→ INSTRUCTIONS TO FOLLOW
Search the material for "color" and show all lines that contain it.

→ RECORDS SHOWN
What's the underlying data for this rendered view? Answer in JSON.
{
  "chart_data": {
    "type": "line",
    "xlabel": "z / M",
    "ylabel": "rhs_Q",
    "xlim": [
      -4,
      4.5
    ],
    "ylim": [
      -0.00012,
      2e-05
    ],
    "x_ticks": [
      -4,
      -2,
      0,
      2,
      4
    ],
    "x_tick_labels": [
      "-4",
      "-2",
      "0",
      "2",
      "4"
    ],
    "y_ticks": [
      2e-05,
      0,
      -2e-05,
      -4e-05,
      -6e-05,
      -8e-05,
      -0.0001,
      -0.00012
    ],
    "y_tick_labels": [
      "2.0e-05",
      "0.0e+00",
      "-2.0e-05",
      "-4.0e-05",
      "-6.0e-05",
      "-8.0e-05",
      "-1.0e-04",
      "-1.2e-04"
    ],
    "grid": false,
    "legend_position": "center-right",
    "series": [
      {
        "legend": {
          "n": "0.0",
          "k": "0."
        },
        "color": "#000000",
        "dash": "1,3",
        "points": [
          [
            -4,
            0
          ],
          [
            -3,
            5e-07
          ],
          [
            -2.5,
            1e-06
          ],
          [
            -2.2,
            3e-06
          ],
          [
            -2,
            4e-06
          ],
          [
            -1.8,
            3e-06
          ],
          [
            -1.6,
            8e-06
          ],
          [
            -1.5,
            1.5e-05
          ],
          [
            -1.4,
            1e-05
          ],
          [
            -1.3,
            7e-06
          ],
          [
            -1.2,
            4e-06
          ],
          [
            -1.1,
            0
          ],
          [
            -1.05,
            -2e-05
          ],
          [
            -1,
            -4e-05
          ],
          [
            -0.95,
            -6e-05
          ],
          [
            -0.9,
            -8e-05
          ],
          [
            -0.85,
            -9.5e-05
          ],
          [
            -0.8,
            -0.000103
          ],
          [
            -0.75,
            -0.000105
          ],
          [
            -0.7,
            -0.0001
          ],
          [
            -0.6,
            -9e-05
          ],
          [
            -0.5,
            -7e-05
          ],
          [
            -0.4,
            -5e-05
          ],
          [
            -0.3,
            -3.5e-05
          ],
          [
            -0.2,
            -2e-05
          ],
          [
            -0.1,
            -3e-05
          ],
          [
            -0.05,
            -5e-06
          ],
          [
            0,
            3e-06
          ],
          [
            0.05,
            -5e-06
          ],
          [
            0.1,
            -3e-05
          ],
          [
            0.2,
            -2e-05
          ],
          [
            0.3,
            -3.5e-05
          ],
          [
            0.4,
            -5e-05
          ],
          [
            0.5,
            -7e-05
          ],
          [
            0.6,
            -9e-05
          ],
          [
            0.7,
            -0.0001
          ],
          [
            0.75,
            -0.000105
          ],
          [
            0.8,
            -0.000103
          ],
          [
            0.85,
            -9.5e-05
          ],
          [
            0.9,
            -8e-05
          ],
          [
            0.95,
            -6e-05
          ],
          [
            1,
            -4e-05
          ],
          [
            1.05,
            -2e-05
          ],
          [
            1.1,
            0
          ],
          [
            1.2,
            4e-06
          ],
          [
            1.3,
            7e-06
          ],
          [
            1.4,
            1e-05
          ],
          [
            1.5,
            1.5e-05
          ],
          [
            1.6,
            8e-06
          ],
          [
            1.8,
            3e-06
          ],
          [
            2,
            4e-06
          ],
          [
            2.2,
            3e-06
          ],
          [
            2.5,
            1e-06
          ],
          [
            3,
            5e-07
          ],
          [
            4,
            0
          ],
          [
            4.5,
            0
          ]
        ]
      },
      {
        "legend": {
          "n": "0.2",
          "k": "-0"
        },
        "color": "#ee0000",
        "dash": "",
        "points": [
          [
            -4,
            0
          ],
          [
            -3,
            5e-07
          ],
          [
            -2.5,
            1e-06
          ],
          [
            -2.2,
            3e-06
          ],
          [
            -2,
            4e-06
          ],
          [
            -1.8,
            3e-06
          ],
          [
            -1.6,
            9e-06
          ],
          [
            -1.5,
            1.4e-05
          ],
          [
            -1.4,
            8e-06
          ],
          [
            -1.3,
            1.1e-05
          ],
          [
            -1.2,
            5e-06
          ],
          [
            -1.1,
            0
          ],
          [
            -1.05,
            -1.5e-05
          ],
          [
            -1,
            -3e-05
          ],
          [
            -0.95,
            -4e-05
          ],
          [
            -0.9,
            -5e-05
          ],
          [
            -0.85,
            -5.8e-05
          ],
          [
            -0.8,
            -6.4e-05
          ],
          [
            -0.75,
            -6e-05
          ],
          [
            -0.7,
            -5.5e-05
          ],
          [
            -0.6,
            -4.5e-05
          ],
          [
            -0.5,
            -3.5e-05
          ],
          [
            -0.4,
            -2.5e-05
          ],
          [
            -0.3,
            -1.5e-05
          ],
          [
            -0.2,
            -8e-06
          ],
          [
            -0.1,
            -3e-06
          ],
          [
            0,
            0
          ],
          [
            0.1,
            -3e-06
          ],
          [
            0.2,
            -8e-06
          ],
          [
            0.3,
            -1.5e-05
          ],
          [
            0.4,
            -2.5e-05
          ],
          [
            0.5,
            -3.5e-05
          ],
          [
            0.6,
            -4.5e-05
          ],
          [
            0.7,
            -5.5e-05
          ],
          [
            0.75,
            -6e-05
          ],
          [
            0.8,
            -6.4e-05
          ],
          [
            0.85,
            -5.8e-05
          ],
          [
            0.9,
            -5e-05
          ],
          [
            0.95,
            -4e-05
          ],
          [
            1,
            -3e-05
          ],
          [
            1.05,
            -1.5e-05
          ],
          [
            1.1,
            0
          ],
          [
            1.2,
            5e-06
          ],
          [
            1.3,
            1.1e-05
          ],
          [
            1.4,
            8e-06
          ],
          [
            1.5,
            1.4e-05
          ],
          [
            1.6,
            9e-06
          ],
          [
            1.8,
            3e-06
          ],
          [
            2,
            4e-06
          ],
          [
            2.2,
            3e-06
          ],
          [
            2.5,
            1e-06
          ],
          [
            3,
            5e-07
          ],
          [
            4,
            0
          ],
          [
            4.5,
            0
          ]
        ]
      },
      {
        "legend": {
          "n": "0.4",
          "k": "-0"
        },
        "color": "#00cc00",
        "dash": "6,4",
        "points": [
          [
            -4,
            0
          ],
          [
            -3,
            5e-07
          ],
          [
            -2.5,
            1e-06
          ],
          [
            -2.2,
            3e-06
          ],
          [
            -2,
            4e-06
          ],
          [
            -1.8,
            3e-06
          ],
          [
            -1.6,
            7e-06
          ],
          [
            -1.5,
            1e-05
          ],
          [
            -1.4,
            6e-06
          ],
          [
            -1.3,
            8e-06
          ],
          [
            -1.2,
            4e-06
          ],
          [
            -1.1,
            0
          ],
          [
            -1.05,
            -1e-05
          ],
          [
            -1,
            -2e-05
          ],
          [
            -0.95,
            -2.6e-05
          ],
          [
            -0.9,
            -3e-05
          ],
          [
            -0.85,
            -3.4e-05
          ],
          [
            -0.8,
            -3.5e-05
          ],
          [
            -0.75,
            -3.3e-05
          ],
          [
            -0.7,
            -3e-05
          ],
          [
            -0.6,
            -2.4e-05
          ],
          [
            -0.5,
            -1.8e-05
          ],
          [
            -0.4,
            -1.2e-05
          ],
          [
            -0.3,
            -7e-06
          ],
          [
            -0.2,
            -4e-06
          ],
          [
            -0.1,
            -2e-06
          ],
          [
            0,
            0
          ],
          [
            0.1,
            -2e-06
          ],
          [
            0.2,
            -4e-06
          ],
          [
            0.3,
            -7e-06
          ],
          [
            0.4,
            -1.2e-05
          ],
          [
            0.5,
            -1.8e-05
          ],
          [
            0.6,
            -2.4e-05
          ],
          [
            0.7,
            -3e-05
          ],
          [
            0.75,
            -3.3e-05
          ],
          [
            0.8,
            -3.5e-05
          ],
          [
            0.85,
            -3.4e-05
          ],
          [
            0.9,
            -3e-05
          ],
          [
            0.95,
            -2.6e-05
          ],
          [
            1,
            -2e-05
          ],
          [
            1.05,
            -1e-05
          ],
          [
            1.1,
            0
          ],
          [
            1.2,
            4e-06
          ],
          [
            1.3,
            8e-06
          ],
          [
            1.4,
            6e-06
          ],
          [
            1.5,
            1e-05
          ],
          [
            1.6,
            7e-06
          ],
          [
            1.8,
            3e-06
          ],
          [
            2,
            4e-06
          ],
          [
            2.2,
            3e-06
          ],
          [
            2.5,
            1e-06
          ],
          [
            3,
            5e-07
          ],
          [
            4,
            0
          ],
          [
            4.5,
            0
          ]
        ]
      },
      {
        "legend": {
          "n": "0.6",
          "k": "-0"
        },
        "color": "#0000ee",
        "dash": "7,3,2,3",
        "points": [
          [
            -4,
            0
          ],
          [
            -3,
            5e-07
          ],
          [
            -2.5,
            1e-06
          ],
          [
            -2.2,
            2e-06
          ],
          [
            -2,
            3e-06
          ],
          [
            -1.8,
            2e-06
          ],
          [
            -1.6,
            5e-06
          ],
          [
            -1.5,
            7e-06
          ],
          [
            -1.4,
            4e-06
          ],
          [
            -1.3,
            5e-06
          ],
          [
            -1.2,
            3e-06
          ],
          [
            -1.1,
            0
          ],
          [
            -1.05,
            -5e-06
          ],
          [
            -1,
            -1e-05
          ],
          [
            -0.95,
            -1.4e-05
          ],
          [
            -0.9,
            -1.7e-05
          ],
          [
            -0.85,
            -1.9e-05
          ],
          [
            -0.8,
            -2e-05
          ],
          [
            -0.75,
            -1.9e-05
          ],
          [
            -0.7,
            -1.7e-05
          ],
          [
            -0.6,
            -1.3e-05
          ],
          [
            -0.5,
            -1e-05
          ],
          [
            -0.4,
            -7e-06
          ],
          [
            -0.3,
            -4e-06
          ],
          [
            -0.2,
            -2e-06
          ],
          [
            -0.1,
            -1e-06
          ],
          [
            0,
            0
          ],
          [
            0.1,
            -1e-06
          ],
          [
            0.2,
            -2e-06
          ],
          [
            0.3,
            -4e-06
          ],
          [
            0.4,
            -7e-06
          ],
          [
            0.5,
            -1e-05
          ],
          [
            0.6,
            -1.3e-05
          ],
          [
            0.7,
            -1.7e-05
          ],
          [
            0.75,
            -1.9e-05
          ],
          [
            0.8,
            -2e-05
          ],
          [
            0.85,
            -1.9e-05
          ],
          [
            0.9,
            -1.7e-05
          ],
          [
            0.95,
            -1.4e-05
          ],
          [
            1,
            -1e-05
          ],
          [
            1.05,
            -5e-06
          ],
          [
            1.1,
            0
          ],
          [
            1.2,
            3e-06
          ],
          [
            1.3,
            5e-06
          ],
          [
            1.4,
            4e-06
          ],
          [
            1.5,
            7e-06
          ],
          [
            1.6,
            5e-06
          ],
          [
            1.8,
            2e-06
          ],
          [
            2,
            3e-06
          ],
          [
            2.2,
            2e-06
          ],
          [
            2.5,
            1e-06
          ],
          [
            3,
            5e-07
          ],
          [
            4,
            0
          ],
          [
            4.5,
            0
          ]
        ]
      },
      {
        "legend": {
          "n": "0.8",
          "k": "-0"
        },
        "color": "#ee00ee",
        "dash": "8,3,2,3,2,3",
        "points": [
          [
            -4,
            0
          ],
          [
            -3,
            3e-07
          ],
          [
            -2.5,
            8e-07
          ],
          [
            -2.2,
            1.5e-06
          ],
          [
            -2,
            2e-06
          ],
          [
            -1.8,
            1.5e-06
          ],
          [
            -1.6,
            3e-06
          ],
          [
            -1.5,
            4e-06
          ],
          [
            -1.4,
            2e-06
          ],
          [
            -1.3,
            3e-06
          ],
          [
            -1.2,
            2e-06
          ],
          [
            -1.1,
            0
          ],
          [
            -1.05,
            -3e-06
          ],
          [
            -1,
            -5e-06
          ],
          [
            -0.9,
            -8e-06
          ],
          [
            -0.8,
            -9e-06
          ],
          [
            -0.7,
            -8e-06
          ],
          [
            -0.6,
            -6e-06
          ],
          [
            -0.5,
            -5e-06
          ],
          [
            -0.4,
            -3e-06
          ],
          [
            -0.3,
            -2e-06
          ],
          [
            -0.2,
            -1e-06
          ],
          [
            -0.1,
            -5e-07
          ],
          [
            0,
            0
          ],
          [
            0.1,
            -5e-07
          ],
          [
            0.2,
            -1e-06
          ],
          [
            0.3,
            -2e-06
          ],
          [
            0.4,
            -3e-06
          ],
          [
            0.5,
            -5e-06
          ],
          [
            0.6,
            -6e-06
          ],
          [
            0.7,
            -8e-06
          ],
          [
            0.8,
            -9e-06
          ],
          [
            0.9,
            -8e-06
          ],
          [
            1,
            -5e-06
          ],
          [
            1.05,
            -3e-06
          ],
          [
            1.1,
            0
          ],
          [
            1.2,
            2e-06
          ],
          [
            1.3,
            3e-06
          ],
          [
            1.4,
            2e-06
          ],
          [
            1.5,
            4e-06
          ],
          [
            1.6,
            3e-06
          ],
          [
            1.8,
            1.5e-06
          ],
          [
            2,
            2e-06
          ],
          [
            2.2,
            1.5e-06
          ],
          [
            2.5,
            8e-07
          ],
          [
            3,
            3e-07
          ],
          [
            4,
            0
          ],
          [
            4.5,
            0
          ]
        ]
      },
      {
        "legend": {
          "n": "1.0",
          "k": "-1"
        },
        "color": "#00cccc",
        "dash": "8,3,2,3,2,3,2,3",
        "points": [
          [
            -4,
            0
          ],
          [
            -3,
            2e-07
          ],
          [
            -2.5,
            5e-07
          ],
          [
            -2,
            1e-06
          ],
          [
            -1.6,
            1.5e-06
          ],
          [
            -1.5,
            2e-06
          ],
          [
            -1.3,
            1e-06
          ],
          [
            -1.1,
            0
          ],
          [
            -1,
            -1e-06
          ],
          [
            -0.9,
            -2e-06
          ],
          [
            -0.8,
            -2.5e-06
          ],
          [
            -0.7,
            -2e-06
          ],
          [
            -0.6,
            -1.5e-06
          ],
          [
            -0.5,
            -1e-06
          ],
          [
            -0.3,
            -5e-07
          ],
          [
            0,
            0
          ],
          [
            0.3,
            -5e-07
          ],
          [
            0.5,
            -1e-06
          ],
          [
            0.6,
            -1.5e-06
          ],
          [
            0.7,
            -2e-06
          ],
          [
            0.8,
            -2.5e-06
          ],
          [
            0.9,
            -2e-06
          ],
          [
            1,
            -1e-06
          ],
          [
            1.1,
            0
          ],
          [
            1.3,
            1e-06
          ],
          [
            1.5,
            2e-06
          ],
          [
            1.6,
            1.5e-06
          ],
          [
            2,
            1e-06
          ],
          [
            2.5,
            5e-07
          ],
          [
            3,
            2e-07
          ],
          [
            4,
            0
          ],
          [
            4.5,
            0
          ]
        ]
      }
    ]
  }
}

→ RESPONSE TO THIS EXERCISE
        "color": "#000000",
        "color": "#ee0000",
        "color": "#00cc00",
        "color": "#0000ee",
        "color": "#ee00ee",
        "color": "#00cccc",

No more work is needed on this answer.